Aim:
Select every line containing the word "若剪掉一个角后" from the material, and copy those lines.
— start of Raw data —
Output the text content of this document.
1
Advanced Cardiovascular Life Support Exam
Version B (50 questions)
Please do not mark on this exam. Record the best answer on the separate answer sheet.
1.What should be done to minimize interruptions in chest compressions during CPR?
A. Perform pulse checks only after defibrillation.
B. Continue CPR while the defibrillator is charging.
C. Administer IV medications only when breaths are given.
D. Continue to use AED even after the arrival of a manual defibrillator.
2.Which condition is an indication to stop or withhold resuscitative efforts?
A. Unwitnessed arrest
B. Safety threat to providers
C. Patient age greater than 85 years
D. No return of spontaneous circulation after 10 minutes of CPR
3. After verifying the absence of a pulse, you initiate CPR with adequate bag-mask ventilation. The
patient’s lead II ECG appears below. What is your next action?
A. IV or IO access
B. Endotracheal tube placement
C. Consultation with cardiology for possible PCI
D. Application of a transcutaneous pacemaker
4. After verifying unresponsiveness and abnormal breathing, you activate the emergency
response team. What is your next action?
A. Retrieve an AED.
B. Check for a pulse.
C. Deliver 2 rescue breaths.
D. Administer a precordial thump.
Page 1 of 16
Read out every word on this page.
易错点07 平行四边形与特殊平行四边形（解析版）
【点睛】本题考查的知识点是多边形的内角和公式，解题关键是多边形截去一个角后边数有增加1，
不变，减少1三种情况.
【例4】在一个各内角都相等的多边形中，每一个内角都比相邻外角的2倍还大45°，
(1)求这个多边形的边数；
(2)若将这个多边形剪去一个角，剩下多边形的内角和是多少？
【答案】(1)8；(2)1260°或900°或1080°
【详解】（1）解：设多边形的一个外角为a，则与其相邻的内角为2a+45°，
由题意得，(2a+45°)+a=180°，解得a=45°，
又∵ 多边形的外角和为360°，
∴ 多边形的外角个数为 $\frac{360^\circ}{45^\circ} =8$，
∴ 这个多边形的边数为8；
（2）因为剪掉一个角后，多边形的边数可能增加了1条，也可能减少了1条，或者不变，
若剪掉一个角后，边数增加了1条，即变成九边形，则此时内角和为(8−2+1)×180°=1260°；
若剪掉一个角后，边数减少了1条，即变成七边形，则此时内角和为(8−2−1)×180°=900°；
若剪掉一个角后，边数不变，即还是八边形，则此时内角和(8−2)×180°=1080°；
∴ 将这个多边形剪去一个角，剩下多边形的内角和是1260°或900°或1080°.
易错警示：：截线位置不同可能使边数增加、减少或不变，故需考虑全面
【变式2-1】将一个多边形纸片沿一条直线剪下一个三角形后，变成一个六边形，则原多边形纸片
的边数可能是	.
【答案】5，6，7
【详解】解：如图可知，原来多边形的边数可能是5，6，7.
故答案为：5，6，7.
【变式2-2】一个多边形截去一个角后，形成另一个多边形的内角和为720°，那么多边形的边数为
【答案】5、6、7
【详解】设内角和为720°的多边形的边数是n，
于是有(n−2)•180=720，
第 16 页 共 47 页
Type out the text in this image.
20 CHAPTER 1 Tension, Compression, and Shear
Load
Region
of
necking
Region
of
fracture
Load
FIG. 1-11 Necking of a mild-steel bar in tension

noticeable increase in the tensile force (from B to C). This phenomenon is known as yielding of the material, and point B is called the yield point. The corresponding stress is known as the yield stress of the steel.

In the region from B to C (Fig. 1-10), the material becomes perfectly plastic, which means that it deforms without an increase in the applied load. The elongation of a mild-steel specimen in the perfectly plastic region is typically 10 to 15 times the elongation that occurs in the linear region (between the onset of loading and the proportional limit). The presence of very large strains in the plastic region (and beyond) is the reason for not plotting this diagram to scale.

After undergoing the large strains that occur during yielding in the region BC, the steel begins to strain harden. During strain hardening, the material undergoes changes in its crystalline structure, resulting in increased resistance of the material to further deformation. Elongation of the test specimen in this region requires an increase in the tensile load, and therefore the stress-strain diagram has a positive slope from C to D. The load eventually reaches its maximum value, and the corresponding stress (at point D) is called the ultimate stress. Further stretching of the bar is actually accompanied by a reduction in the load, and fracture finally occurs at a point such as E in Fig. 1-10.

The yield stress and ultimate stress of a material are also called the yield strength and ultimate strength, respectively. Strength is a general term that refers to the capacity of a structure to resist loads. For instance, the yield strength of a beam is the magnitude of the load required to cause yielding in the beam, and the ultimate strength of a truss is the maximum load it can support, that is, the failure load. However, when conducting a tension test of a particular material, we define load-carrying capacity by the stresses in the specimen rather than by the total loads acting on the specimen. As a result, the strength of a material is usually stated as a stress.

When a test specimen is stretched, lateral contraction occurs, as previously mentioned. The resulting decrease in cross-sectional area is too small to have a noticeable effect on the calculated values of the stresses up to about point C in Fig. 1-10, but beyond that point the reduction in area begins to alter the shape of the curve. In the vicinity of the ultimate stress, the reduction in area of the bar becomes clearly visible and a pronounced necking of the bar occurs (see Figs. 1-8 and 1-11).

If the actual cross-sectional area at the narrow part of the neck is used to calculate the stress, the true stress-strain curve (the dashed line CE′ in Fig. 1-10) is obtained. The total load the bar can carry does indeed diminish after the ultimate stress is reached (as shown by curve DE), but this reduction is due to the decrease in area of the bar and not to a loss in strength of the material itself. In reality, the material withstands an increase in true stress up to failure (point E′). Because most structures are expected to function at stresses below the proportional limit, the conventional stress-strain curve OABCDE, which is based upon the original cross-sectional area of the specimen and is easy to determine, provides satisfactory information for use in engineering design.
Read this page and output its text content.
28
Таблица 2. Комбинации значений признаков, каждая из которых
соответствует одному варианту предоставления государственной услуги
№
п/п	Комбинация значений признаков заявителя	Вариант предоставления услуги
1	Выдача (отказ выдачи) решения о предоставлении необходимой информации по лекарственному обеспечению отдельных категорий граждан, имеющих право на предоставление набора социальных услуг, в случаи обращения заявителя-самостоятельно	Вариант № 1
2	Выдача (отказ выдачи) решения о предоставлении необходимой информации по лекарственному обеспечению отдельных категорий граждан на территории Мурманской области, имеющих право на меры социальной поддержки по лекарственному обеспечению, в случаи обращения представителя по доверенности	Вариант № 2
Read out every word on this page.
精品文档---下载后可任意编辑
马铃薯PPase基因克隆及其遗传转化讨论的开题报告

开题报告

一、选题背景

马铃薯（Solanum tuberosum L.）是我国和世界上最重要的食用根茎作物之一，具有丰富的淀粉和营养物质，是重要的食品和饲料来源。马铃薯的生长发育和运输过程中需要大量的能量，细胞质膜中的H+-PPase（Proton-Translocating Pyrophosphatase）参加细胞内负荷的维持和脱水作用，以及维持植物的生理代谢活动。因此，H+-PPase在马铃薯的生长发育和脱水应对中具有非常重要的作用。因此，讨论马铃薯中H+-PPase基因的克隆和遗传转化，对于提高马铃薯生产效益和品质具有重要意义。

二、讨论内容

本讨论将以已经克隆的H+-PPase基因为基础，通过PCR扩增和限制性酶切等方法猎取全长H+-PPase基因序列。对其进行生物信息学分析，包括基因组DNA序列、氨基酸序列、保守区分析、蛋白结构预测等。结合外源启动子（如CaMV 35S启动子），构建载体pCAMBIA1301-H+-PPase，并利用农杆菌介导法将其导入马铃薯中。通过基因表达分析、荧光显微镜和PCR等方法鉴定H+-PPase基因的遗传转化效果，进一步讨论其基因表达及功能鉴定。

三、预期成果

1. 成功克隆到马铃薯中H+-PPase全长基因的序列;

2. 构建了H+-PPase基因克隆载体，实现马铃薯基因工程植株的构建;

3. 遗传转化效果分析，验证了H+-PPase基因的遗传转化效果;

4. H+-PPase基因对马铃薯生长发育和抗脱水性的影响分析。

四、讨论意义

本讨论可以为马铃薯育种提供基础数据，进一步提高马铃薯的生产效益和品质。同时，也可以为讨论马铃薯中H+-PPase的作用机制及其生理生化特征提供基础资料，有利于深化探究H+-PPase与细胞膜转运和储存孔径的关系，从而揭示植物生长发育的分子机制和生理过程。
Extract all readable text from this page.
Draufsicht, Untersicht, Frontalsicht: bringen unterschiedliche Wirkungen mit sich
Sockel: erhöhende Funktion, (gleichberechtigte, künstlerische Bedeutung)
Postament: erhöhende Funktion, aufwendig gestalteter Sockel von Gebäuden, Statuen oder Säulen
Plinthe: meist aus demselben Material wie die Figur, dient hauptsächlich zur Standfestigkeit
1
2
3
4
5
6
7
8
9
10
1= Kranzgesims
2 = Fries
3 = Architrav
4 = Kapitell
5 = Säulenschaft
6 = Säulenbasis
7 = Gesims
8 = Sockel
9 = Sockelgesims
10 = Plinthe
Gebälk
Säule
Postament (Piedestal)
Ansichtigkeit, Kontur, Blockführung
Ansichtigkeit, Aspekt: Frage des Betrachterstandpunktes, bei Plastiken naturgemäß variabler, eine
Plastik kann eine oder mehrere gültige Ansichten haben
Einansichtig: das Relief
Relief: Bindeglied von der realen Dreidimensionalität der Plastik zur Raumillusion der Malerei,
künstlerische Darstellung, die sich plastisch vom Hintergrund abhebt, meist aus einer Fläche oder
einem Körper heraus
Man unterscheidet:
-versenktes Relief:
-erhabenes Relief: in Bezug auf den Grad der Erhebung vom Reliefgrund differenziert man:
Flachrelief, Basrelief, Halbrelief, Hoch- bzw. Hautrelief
— end of Raw data —
Result below:
若剪掉一个角后，边数增加了1条，即变成九边形，则此时内角和为(8−2+1)×180°=1260°；
若剪掉一个角后，边数减少了1条，即变成七边形，则此时内角和为(8−2−1)×180°=900°；
若剪掉一个角后，边数不变，即还是八边形，则此时内角和(8−2)×180°=1080°；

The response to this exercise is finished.